Retype all of the data. Every line must match exactly.

#### Dataset excerpts:
+ + +

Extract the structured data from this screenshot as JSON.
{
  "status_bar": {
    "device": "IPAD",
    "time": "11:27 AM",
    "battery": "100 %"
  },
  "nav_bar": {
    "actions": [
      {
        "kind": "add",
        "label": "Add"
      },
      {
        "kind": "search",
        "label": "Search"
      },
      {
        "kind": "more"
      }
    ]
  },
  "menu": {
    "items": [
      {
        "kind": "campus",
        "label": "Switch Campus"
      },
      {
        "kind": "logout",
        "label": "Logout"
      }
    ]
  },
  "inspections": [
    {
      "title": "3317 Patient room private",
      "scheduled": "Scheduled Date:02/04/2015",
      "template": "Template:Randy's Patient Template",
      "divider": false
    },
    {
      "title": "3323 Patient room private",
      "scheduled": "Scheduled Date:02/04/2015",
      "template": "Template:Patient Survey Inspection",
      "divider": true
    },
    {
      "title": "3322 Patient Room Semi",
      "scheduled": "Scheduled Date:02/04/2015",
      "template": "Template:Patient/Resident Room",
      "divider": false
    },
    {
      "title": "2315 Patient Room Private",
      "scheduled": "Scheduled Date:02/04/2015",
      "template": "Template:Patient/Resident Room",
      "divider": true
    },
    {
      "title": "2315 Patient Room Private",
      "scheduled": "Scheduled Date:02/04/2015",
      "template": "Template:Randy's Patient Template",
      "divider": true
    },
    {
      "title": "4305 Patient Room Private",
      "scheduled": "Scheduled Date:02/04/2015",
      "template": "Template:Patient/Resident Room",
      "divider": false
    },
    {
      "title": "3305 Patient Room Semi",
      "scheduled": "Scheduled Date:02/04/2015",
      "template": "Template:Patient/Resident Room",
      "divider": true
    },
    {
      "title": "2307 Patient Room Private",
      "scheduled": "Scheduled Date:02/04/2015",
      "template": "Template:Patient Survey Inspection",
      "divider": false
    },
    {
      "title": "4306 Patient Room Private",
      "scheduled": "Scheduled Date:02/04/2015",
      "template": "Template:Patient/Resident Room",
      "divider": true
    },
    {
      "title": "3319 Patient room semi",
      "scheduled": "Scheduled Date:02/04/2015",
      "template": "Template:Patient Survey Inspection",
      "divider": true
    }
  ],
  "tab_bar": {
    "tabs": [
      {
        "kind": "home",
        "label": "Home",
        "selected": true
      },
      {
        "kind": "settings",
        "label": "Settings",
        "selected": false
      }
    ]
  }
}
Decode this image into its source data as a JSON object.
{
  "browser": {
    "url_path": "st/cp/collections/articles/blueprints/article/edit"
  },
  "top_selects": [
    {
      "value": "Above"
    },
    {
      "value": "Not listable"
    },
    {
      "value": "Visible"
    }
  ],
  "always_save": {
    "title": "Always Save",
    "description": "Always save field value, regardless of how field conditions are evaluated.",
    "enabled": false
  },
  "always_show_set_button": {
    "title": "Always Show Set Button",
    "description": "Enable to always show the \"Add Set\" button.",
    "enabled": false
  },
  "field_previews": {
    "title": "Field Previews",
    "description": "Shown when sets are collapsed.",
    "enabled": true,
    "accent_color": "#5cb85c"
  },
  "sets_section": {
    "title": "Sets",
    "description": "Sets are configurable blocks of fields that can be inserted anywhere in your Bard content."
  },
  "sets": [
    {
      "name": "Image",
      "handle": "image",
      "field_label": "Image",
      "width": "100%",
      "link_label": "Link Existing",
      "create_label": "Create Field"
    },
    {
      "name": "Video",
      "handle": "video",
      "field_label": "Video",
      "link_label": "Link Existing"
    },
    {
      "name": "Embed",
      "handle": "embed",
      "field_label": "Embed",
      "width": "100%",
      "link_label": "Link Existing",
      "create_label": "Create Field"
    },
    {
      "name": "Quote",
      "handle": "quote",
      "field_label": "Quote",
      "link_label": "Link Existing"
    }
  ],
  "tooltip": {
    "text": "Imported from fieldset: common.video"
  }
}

+ + +

#### Output of the task:
Extract the structured data from this screenshot as JSON.
{
  "status_bar": {
    "device": "IPAD",
    "time": "11:27 AM",
    "battery": "100 %"
  },
  "nav_bar": {
    "actions": [
      {
        "kind": "add",
        "label": "Add"
      },
      {
        "kind": "search",
        "label": "Search"
      },
      {
        "kind": "more"
      }
    ]
  },
  "menu": {
    "items": [
      {
        "kind": "campus",
        "label": "Switch Campus"
      },
      {
        "kind": "logout",
        "label": "Logout"
      }
    ]
  },
  "inspections": [
    {
      "title": "3317 Patient room private",
      "scheduled": "Scheduled Date:02/04/2015",
      "template": "Template:Randy's Patient Template",
      "divider": false
    },
    {
      "title": "3323 Patient room private",
      "scheduled": "Scheduled Date:02/04/2015",
      "template": "Template:Patient Survey Inspection",
      "divider": true
    },
    {
      "title": "3322 Patient Room Semi",
      "scheduled": "Scheduled Date:02/04/2015",
      "template": "Template:Patient/Resident Room",
      "divider": false
    },
    {
      "title": "2315 Patient Room Private",
      "scheduled": "Scheduled Date:02/04/2015",
      "template": "Template:Patient/Resident Room",
      "divider": true
    },
    {
      "title": "2315 Patient Room Private",
      "scheduled": "Scheduled Date:02/04/2015",
      "template": "Template:Randy's Patient Template",
      "divider": true
    },
    {
      "title": "4305 Patient Room Private",
      "scheduled": "Scheduled Date:02/04/2015",
      "template": "Template:Patient/Resident Room",
      "divider": false
    },
    {
      "title": "3305 Patient Room Semi",
      "scheduled": "Scheduled Date:02/04/2015",
      "template": "Template:Patient/Resident Room",
      "divider": true
    },
    {
      "title": "2307 Patient Room Private",
      "scheduled": "Scheduled Date:02/04/2015",
      "template": "Template:Patient Survey Inspection",
      "divider": false
    },
    {
      "title": "4306 Patient Room Private",
      "scheduled": "Scheduled Date:02/04/2015",
      "template": "Template:Patient/Resident Room",
      "divider": true
    },
    {
      "title": "3319 Patient room semi",
      "scheduled": "Scheduled Date:02/04/2015",
      "template": "Template:Patient Survey Inspection",
      "divider": true
    }
  ],
  "tab_bar": {
    "tabs": [
      {
        "kind": "home",
        "label": "Home",
        "selected": true
      },
      {
        "kind": "settings",
        "label": "Settings",
        "selected": false
      }
    ]
  }
}
Decode this image into its source data as a JSON object.
{
  "browser": {
    "url_path": "st/cp/collections/articles/blueprints/article/edit"
  },
  "top_selects": [
    {
      "value": "Above"
    },
    {
      "value": "Not listable"
    },
    {
      "value": "Visible"
    }
  ],
  "always_save": {
    "title": "Always Save",
    "description": "Always save field value, regardless of how field conditions are evaluated.",
    "enabled": false
  },
  "always_show_set_button": {
    "title": "Always Show Set Button",
    "description": "Enable to always show the \"Add Set\" button.",
    "enabled": false
  },
  "field_previews": {
    "title": "Field Previews",
    "description": "Shown when sets are collapsed.",
    "enabled": true,
    "accent_color": "#5cb85c"
  },
  "sets_section": {
    "title": "Sets",
    "description": "Sets are configurable blocks of fields that can be inserted anywhere in your Bard content."
  },
  "sets": [
    {
      "name": "Image",
      "handle": "image",
      "field_label": "Image",
      "width": "100%",
      "link_label": "Link Existing",
      "create_label": "Create Field"
    },
    {
      "name": "Video",
      "handle": "video",
      "field_label": "Video",
      "link_label": "Link Existing"
    },
    {
      "name": "Embed",
      "handle": "embed",
      "field_label": "Embed",
      "width": "100%",
      "link_label": "Link Existing",
      "create_label": "Create Field"
    },
    {
      "name": "Quote",
      "handle": "quote",
      "field_label": "Quote",
      "link_label": "Link Existing"
    }
  ],
  "tooltip": {
    "text": "Imported from fieldset: common.video"
  }
}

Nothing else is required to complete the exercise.